- _Exercise_:
Lines containing the string "JSON" are to be counted. Write only how many there are.

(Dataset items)
================

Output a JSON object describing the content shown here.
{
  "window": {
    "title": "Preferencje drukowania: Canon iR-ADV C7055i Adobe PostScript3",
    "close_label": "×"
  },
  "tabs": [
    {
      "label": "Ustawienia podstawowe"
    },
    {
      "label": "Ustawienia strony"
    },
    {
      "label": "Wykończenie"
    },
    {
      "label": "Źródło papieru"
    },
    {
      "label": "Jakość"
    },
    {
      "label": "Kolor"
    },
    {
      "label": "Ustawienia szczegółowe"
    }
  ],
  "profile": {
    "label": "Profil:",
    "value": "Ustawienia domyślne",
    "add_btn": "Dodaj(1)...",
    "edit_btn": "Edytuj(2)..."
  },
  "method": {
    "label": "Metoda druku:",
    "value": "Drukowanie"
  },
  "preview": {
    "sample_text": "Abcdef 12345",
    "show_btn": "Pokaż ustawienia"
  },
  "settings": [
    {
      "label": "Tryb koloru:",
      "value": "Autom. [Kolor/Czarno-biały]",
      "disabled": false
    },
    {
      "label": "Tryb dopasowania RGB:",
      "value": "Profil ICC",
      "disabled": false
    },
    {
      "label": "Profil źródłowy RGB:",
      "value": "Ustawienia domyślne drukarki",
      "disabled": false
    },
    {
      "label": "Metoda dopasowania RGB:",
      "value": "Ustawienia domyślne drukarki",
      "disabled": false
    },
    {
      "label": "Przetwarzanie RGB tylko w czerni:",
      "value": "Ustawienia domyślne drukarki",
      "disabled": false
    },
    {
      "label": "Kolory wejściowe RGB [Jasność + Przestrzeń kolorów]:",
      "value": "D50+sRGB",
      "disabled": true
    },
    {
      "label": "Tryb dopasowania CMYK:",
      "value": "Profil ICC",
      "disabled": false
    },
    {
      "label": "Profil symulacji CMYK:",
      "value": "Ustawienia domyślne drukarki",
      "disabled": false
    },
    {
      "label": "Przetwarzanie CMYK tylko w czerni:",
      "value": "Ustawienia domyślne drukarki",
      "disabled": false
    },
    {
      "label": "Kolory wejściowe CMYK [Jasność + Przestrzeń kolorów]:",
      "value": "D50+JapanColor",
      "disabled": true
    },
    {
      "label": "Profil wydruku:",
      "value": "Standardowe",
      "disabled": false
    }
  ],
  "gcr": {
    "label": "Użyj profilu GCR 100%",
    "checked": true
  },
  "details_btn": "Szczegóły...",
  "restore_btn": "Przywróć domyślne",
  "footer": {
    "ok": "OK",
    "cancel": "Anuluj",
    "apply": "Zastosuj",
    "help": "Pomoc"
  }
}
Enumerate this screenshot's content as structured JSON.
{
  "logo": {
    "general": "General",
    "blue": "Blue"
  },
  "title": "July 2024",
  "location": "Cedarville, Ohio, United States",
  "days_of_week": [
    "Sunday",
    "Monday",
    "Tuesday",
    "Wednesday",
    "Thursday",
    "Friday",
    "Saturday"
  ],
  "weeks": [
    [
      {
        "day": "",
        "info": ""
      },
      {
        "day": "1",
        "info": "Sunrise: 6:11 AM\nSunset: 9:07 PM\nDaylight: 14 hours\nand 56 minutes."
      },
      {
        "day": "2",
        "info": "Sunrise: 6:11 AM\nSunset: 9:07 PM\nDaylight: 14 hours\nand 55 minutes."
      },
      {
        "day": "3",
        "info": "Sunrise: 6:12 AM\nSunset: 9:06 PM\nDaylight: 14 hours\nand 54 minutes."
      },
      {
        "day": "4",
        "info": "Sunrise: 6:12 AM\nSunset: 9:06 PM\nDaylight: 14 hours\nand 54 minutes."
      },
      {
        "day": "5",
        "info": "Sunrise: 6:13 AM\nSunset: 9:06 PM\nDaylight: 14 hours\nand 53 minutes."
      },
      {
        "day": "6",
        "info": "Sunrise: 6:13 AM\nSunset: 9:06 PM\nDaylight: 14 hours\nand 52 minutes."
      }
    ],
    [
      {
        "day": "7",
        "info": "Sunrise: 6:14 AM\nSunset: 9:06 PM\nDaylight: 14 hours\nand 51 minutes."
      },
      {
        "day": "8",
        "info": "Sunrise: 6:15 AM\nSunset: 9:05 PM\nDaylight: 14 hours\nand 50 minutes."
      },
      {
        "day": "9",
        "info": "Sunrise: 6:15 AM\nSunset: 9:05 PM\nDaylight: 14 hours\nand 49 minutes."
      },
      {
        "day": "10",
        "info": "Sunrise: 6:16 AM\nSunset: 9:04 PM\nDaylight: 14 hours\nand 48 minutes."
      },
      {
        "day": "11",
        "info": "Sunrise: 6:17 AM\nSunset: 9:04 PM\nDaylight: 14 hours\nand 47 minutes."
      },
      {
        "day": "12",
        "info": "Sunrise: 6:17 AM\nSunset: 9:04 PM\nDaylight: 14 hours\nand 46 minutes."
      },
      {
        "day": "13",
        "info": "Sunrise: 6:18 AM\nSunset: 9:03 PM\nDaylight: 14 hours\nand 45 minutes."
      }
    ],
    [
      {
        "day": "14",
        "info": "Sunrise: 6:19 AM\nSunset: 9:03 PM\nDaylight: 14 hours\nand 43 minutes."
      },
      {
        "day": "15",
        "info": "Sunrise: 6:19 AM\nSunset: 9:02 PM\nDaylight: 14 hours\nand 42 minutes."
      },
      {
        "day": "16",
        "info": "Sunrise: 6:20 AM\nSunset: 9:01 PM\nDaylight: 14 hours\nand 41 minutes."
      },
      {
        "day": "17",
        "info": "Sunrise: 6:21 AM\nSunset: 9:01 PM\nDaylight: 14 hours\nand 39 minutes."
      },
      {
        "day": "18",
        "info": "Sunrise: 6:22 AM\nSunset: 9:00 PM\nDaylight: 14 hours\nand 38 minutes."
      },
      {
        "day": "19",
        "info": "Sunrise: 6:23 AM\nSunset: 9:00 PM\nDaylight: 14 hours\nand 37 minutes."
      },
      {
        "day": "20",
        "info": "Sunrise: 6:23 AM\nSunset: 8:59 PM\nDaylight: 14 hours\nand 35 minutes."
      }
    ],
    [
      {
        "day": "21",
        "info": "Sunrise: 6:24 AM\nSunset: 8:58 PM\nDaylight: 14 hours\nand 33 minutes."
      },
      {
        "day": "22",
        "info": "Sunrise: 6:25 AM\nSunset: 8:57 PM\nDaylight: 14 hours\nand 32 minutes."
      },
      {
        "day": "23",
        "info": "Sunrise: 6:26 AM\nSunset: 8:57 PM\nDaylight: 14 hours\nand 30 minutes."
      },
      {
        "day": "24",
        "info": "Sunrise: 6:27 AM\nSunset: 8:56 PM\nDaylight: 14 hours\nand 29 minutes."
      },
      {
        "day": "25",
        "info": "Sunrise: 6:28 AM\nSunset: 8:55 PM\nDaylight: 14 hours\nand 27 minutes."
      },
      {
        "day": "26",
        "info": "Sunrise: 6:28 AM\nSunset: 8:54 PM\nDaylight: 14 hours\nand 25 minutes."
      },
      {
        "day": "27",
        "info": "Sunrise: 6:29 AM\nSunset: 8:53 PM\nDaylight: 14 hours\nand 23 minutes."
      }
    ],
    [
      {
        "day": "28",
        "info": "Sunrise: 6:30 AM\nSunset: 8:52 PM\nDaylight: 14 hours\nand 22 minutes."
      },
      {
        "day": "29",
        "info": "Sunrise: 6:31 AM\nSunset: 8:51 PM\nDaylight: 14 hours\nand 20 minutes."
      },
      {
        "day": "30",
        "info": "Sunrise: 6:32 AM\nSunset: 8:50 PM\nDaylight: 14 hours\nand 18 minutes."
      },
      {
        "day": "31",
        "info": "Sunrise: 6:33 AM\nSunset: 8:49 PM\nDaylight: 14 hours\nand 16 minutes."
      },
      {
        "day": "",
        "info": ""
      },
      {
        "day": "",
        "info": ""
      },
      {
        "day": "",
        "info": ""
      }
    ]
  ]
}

================

- _Solution below_:
2